» Dataset records:

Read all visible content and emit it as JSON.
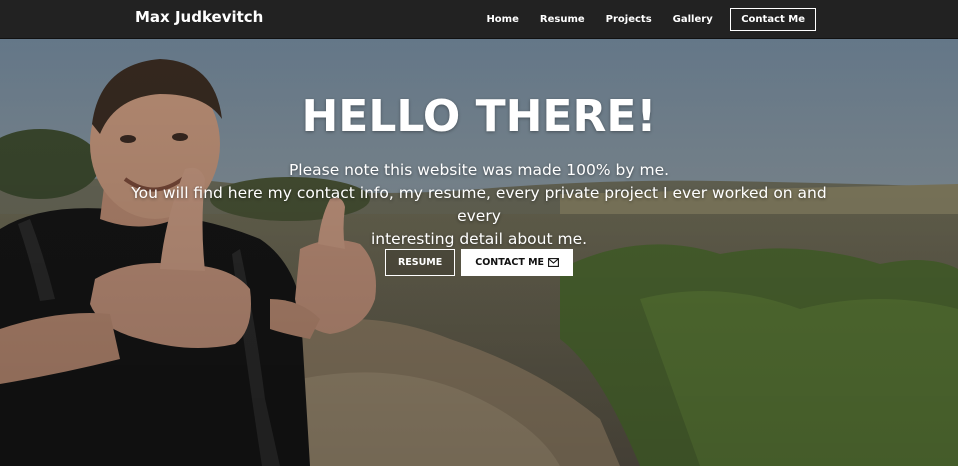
{
  "navbar": {
    "brand": "Max Judkevitch",
    "links": [
      {
        "label": "Home",
        "icon": null
      },
      {
        "label": "Resume",
        "icon": null
      },
      {
        "label": "Projects",
        "icon": null
      },
      {
        "label": "Gallery",
        "icon": null
      }
    ],
    "contact_label": "Contact Me"
  },
  "hero": {
    "title": "HELLO THERE!",
    "subtitle_lines": [
      "Please note this website was made 100% by me.",
      "You will find here my contact info, my resume, every private project I ever worked on and every",
      "interesting detail about me."
    ],
    "buttons": {
      "resume_label": "RESUME",
      "contact_label": "CONTACT ME",
      "contact_icon": "envelope-icon"
    },
    "background": "hero-photo"
  },
  "colors": {
    "navbar_bg": "#222222",
    "text": "#ffffff",
    "button_solid_bg": "#ffffff",
    "button_solid_text": "#111111"
  }
}
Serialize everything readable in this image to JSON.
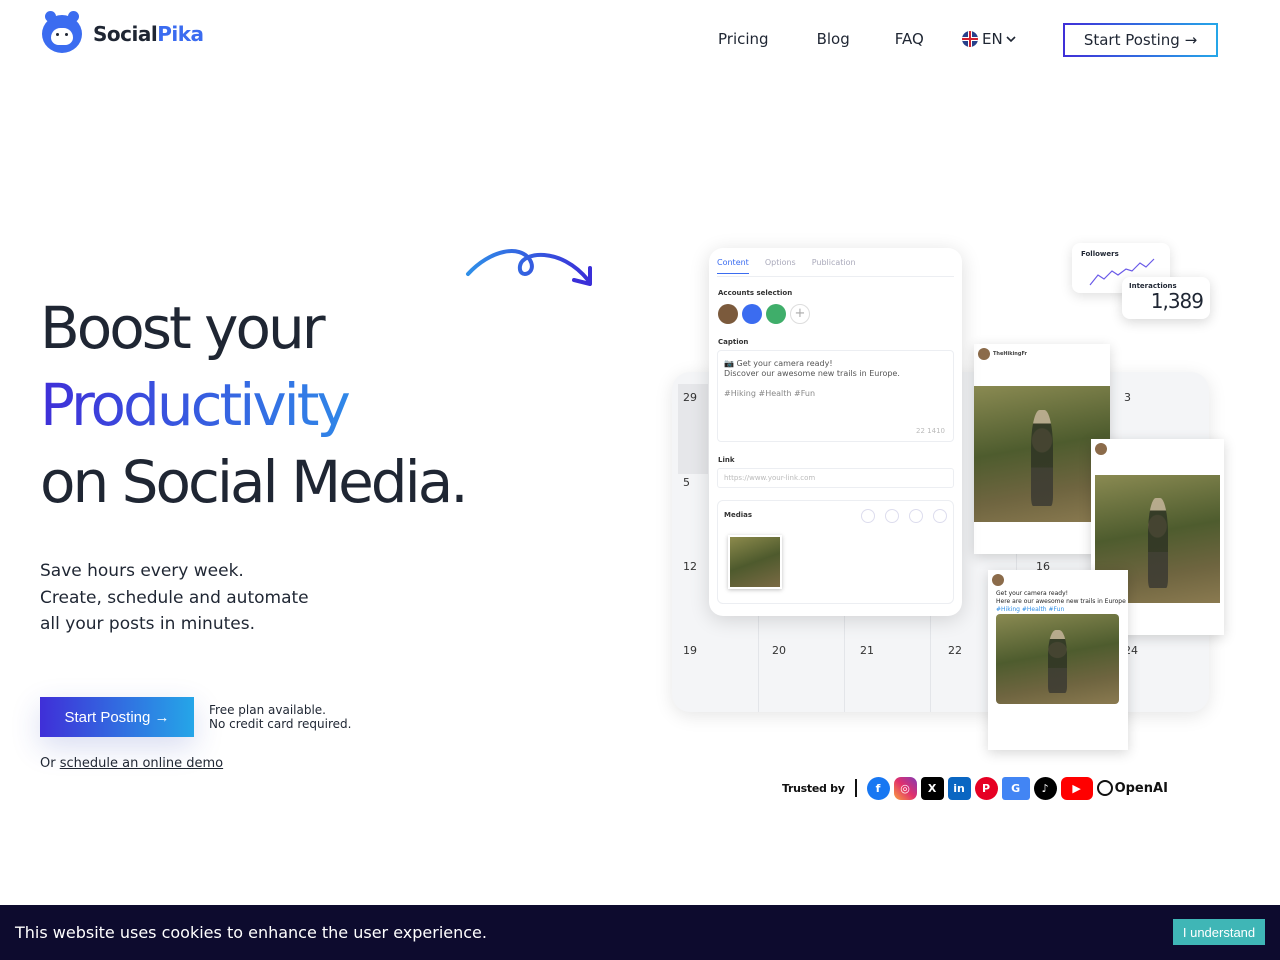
{
  "brand": {
    "name_part1": "Social",
    "name_part2": "Pika"
  },
  "nav": {
    "links": [
      "Pricing",
      "Blog",
      "FAQ"
    ],
    "language": "EN",
    "cta": "Start Posting →"
  },
  "hero": {
    "title_line1": "Boost your",
    "title_line2": "Productivity",
    "title_line3": "on Social Media.",
    "sub_line1": "Save hours every week.",
    "sub_line2": "Create, schedule and automate",
    "sub_line3": "all your posts in minutes.",
    "cta": "Start Posting →",
    "note_line1": "Free plan available.",
    "note_line2": "No credit card required.",
    "demo_prefix": "Or ",
    "demo_link": "schedule an online demo"
  },
  "mockup": {
    "tabs": [
      "Content",
      "Options",
      "Publication"
    ],
    "accounts_label": "Accounts selection",
    "caption_label": "Caption",
    "caption_line1": "📷 Get your camera ready!",
    "caption_line2": "Discover our awesome new trails in Europe.",
    "caption_tags": "#Hiking #Health #Fun",
    "caption_count": "22  1410",
    "link_label": "Link",
    "link_placeholder": "https://www.your-link.com",
    "medias_label": "Medias",
    "followers_label": "Followers",
    "interactions_label": "Interactions",
    "interactions_value": "1,389",
    "calendar_days": [
      "29",
      "3",
      "5",
      "12",
      "16",
      "19",
      "20",
      "21",
      "22",
      "24"
    ],
    "post_tweet_line1": "Get your camera ready!",
    "post_tweet_line2": "Here are our awesome new trails in Europe",
    "post_tweet_tags": "#Hiking #Health #Fun",
    "post_author": "TheHikingFr"
  },
  "trusted": {
    "label": "Trusted by",
    "brands": [
      "facebook-icon",
      "instagram-icon",
      "x-icon",
      "linkedin-icon",
      "pinterest-icon",
      "google-business-icon",
      "tiktok-icon",
      "youtube-icon"
    ],
    "openai": "OpenAI"
  },
  "cookie": {
    "text": "This website uses cookies to enhance the user experience.",
    "button": "I understand"
  }
}
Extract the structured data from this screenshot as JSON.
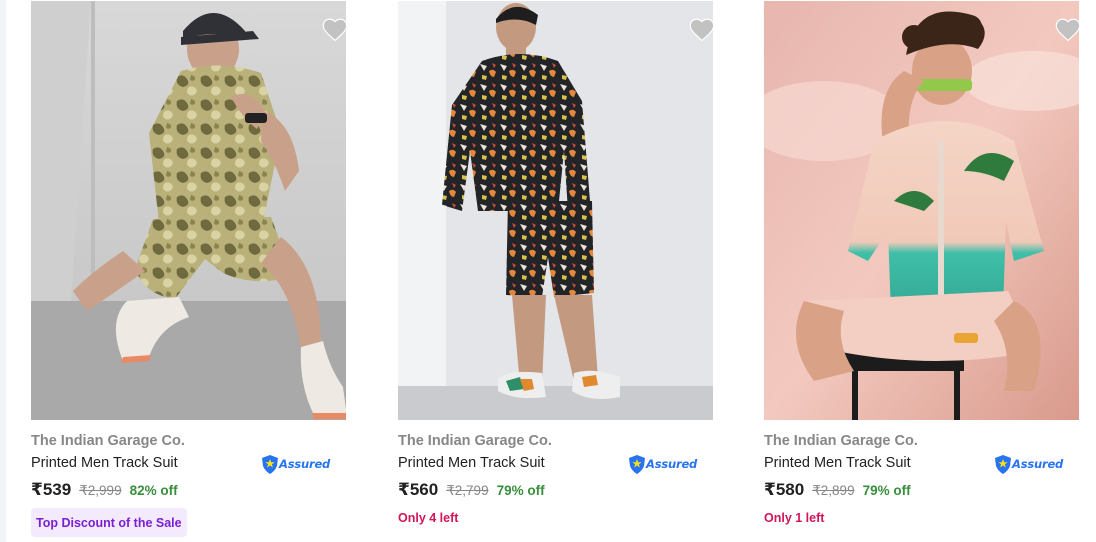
{
  "theme": {
    "brand_gray": "#878787",
    "title_color": "#212121",
    "discount_green": "#388e3c",
    "assured_blue": "#2874f0",
    "stock_red": "#d3145a",
    "promo_purple": "#7a1fd1",
    "promo_bg": "#f3eafe"
  },
  "products": [
    {
      "brand": "The Indian Garage Co.",
      "title": "Printed Men Track Suit",
      "assured_label": "Assured",
      "price": "₹539",
      "mrp": "₹2,999",
      "discount": "82% off",
      "promo": "Top Discount of the Sale",
      "wishlist_icon": "heart-icon"
    },
    {
      "brand": "The Indian Garage Co.",
      "title": "Printed Men Track Suit",
      "assured_label": "Assured",
      "price": "₹560",
      "mrp": "₹2,799",
      "discount": "79% off",
      "stock": "Only 4 left",
      "wishlist_icon": "heart-icon"
    },
    {
      "brand": "The Indian Garage Co.",
      "title": "Printed Men Track Suit",
      "assured_label": "Assured",
      "price": "₹580",
      "mrp": "₹2,899",
      "discount": "79% off",
      "stock": "Only 1 left",
      "wishlist_icon": "heart-icon"
    }
  ]
}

» Exercise prompt: Print out the material word for word, omitting the pictures.

» Complete response:
Read all visible content and emit it as JSON.
{
  "navbar": {
    "brand": "Max Judkevitch",
    "links": [
      {
        "label": "Home",
        "icon": null
      },
      {
        "label": "Resume",
        "icon": null
      },
      {
        "label": "Projects",
        "icon": null
      },
      {
        "label": "Gallery",
        "icon": null
      }
    ],
    "contact_label": "Contact Me"
  },
  "hero": {
    "title": "HELLO THERE!",
    "subtitle_lines": [
      "Please note this website was made 100% by me.",
      "You will find here my contact info, my resume, every private project I ever worked on and every",
      "interesting detail about me."
    ],
    "buttons": {
      "resume_label": "RESUME",
      "contact_label": "CONTACT ME",
      "contact_icon": "envelope-icon"
    },
    "background": "hero-photo"
  },
  "colors": {
    "navbar_bg": "#222222",
    "text": "#ffffff",
    "button_solid_bg": "#ffffff",
    "button_solid_text": "#111111"
  }
}
Serialize everything readable in this image to JSON.
{
  "brand": {
    "name_part1": "Social",
    "name_part2": "Pika"
  },
  "nav": {
    "links": [
      "Pricing",
      "Blog",
      "FAQ"
    ],
    "language": "EN",
    "cta": "Start Posting →"
  },
  "hero": {
    "title_line1": "Boost your",
    "title_line2": "Productivity",
    "title_line3": "on Social Media.",
    "sub_line1": "Save hours every week.",
    "sub_line2": "Create, schedule and automate",
    "sub_line3": "all your posts in minutes.",
    "cta": "Start Posting →",
    "note_line1": "Free plan available.",
    "note_line2": "No credit card required.",
    "demo_prefix": "Or ",
    "demo_link": "schedule an online demo"
  },
  "mockup": {
    "tabs": [
      "Content",
      "Options",
      "Publication"
    ],
    "accounts_label": "Accounts selection",
    "caption_label": "Caption",
    "caption_line1": "📷 Get your camera ready!",
    "caption_line2": "Discover our awesome new trails in Europe.",
    "caption_tags": "#Hiking #Health #Fun",
    "caption_count": "22  1410",
    "link_label": "Link",
    "link_placeholder": "https://www.your-link.com",
    "medias_label": "Medias",
    "followers_label": "Followers",
    "interactions_label": "Interactions",
    "interactions_value": "1,389",
    "calendar_days": [
      "29",
      "3",
      "5",
      "12",
      "16",
      "19",
      "20",
      "21",
      "22",
      "24"
    ],
    "post_tweet_line1": "Get your camera ready!",
    "post_tweet_line2": "Here are our awesome new trails in Europe",
    "post_tweet_tags": "#Hiking #Health #Fun",
    "post_author": "TheHikingFr"
  },
  "trusted": {
    "label": "Trusted by",
    "brands": [
      "facebook-icon",
      "instagram-icon",
      "x-icon",
      "linkedin-icon",
      "pinterest-icon",
      "google-business-icon",
      "tiktok-icon",
      "youtube-icon"
    ],
    "openai": "OpenAI"
  },
  "cookie": {
    "text": "This website uses cookies to enhance the user experience.",
    "button": "I understand"
  }
}
Extract the structured data from this screenshot as JSON.
{
  "theme": {
    "brand_gray": "#878787",
    "title_color": "#212121",
    "discount_green": "#388e3c",
    "assured_blue": "#2874f0",
    "stock_red": "#d3145a",
    "promo_purple": "#7a1fd1",
    "promo_bg": "#f3eafe"
  },
  "products": [
    {
      "brand": "The Indian Garage Co.",
      "title": "Printed Men Track Suit",
      "assured_label": "Assured",
      "price": "₹539",
      "mrp": "₹2,999",
      "discount": "82% off",
      "promo": "Top Discount of the Sale",
      "wishlist_icon": "heart-icon"
    },
    {
      "brand": "The Indian Garage Co.",
      "title": "Printed Men Track Suit",
      "assured_label": "Assured",
      "price": "₹560",
      "mrp": "₹2,799",
      "discount": "79% off",
      "stock": "Only 4 left",
      "wishlist_icon": "heart-icon"
    },
    {
      "brand": "The Indian Garage Co.",
      "title": "Printed Men Track Suit",
      "assured_label": "Assured",
      "price": "₹580",
      "mrp": "₹2,899",
      "discount": "79% off",
      "stock": "Only 1 left",
      "wishlist_icon": "heart-icon"
    }
  ]
}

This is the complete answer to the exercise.